+++ Provided entries

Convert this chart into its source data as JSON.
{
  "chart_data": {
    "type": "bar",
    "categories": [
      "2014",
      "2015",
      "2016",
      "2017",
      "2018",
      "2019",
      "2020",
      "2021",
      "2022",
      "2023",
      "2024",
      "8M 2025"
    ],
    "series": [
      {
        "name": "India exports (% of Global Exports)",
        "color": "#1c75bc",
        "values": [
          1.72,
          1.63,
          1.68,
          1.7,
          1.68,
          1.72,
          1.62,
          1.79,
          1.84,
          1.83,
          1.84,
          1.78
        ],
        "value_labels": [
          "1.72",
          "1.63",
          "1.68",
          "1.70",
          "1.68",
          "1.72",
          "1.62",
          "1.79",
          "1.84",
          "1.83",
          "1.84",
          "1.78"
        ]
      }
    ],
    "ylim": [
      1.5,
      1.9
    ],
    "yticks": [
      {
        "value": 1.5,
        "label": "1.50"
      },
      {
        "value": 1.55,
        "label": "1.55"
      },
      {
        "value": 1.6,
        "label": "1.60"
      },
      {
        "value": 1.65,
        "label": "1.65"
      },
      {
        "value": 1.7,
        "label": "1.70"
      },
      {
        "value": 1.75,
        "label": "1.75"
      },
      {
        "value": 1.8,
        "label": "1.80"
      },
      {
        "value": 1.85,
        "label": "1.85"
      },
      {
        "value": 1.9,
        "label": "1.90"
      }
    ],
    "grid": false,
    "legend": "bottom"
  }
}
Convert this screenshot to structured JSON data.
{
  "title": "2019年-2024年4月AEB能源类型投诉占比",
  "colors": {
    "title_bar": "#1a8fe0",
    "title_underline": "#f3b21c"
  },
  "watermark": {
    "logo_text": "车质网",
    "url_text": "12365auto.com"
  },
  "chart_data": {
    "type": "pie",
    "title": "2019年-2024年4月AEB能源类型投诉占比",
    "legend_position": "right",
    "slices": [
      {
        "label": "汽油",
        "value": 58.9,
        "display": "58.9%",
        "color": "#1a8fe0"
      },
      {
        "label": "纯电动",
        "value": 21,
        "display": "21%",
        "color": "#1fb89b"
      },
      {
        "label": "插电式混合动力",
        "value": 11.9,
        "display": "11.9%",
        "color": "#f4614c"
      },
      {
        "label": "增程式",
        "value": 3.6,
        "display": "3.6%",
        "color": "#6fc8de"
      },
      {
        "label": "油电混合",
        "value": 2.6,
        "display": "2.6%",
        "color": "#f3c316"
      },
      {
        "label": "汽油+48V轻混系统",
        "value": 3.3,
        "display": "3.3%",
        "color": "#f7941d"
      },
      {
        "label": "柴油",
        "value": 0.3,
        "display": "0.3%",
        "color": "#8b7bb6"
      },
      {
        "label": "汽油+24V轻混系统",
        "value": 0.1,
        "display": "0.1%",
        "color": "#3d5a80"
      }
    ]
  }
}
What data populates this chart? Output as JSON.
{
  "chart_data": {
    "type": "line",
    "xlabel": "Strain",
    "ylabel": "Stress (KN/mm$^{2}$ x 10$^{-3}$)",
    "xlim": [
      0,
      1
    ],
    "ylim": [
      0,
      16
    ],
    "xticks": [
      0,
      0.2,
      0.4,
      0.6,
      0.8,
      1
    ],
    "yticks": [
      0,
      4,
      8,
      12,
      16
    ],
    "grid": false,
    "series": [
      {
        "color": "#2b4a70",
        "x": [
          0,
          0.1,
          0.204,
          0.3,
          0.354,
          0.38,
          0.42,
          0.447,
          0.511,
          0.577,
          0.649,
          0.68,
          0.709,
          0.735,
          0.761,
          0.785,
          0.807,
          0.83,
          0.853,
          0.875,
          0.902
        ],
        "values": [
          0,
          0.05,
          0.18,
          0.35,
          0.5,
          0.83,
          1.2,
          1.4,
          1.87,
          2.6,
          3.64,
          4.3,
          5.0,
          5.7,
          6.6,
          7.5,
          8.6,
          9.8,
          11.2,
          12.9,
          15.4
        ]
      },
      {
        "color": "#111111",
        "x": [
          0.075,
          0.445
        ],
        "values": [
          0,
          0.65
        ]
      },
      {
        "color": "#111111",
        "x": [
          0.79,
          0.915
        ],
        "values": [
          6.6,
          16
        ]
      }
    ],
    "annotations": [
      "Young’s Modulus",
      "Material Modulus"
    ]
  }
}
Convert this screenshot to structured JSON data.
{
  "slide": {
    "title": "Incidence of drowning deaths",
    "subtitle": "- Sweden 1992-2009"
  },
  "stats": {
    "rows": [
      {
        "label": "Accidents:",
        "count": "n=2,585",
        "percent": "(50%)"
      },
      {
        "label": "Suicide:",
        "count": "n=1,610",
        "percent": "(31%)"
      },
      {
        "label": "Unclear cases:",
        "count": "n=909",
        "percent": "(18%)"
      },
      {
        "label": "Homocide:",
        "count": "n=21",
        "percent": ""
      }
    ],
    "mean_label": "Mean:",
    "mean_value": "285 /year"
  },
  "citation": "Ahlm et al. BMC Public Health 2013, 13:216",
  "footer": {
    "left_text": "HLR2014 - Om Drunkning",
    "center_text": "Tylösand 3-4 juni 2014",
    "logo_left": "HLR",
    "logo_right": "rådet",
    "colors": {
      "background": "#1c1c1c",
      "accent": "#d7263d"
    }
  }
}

++++++

Copy out each line exactly as written.

Answer for the task =>
Convert this chart into its source data as JSON.
{
  "chart_data": {
    "type": "bar",
    "categories": [
      "2014",
      "2015",
      "2016",
      "2017",
      "2018",
      "2019",
      "2020",
      "2021",
      "2022",
      "2023",
      "2024",
      "8M 2025"
    ],
    "series": [
      {
        "name": "India exports (% of Global Exports)",
        "color": "#1c75bc",
        "values": [
          1.72,
          1.63,
          1.68,
          1.7,
          1.68,
          1.72,
          1.62,
          1.79,
          1.84,
          1.83,
          1.84,
          1.78
        ],
        "value_labels": [
          "1.72",
          "1.63",
          "1.68",
          "1.70",
          "1.68",
          "1.72",
          "1.62",
          "1.79",
          "1.84",
          "1.83",
          "1.84",
          "1.78"
        ]
      }
    ],
    "ylim": [
      1.5,
      1.9
    ],
    "yticks": [
      {
        "value": 1.5,
        "label": "1.50"
      },
      {
        "value": 1.55,
        "label": "1.55"
      },
      {
        "value": 1.6,
        "label": "1.60"
      },
      {
        "value": 1.65,
        "label": "1.65"
      },
      {
        "value": 1.7,
        "label": "1.70"
      },
      {
        "value": 1.75,
        "label": "1.75"
      },
      {
        "value": 1.8,
        "label": "1.80"
      },
      {
        "value": 1.85,
        "label": "1.85"
      },
      {
        "value": 1.9,
        "label": "1.90"
      }
    ],
    "grid": false,
    "legend": "bottom"
  }
}
Convert this screenshot to structured JSON data.
{
  "title": "2019年-2024年4月AEB能源类型投诉占比",
  "colors": {
    "title_bar": "#1a8fe0",
    "title_underline": "#f3b21c"
  },
  "watermark": {
    "logo_text": "车质网",
    "url_text": "12365auto.com"
  },
  "chart_data": {
    "type": "pie",
    "title": "2019年-2024年4月AEB能源类型投诉占比",
    "legend_position": "right",
    "slices": [
      {
        "label": "汽油",
        "value": 58.9,
        "display": "58.9%",
        "color": "#1a8fe0"
      },
      {
        "label": "纯电动",
        "value": 21,
        "display": "21%",
        "color": "#1fb89b"
      },
      {
        "label": "插电式混合动力",
        "value": 11.9,
        "display": "11.9%",
        "color": "#f4614c"
      },
      {
        "label": "增程式",
        "value": 3.6,
        "display": "3.6%",
        "color": "#6fc8de"
      },
      {
        "label": "油电混合",
        "value": 2.6,
        "display": "2.6%",
        "color": "#f3c316"
      },
      {
        "label": "汽油+48V轻混系统",
        "value": 3.3,
        "display": "3.3%",
        "color": "#f7941d"
      },
      {
        "label": "柴油",
        "value": 0.3,
        "display": "0.3%",
        "color": "#8b7bb6"
      },
      {
        "label": "汽油+24V轻混系统",
        "value": 0.1,
        "display": "0.1%",
        "color": "#3d5a80"
      }
    ]
  }
}
What data populates this chart? Output as JSON.
{
  "chart_data": {
    "type": "line",
    "xlabel": "Strain",
    "ylabel": "Stress (KN/mm$^{2}$ x 10$^{-3}$)",
    "xlim": [
      0,
      1
    ],
    "ylim": [
      0,
      16
    ],
    "xticks": [
      0,
      0.2,
      0.4,
      0.6,
      0.8,
      1
    ],
    "yticks": [
      0,
      4,
      8,
      12,
      16
    ],
    "grid": false,
    "series": [
      {
        "color": "#2b4a70",
        "x": [
          0,
          0.1,
          0.204,
          0.3,
          0.354,
          0.38,
          0.42,
          0.447,
          0.511,
          0.577,
          0.649,
          0.68,
          0.709,
          0.735,
          0.761,
          0.785,
          0.807,
          0.83,
          0.853,
          0.875,
          0.902
        ],
        "values": [
          0,
          0.05,
          0.18,
          0.35,
          0.5,
          0.83,
          1.2,
          1.4,
          1.87,
          2.6,
          3.64,
          4.3,
          5.0,
          5.7,
          6.6,
          7.5,
          8.6,
          9.8,
          11.2,
          12.9,
          15.4
        ]
      },
      {
        "color": "#111111",
        "x": [
          0.075,
          0.445
        ],
        "values": [
          0,
          0.65
        ]
      },
      {
        "color": "#111111",
        "x": [
          0.79,
          0.915
        ],
        "values": [
          6.6,
          16
        ]
      }
    ],
    "annotations": [
      "Young’s Modulus",
      "Material Modulus"
    ]
  }
}
Convert this screenshot to structured JSON data.
{
  "slide": {
    "title": "Incidence of drowning deaths",
    "subtitle": "- Sweden 1992-2009"
  },
  "stats": {
    "rows": [
      {
        "label": "Accidents:",
        "count": "n=2,585",
        "percent": "(50%)"
      },
      {
        "label": "Suicide:",
        "count": "n=1,610",
        "percent": "(31%)"
      },
      {
        "label": "Unclear cases:",
        "count": "n=909",
        "percent": "(18%)"
      },
      {
        "label": "Homocide:",
        "count": "n=21",
        "percent": ""
      }
    ],
    "mean_label": "Mean:",
    "mean_value": "285 /year"
  },
  "citation": "Ahlm et al. BMC Public Health 2013, 13:216",
  "footer": {
    "left_text": "HLR2014 - Om Drunkning",
    "center_text": "Tylösand 3-4 juni 2014",
    "logo_left": "HLR",
    "logo_right": "rådet",
    "colors": {
      "background": "#1c1c1c",
      "accent": "#d7263d"
    }
  }
}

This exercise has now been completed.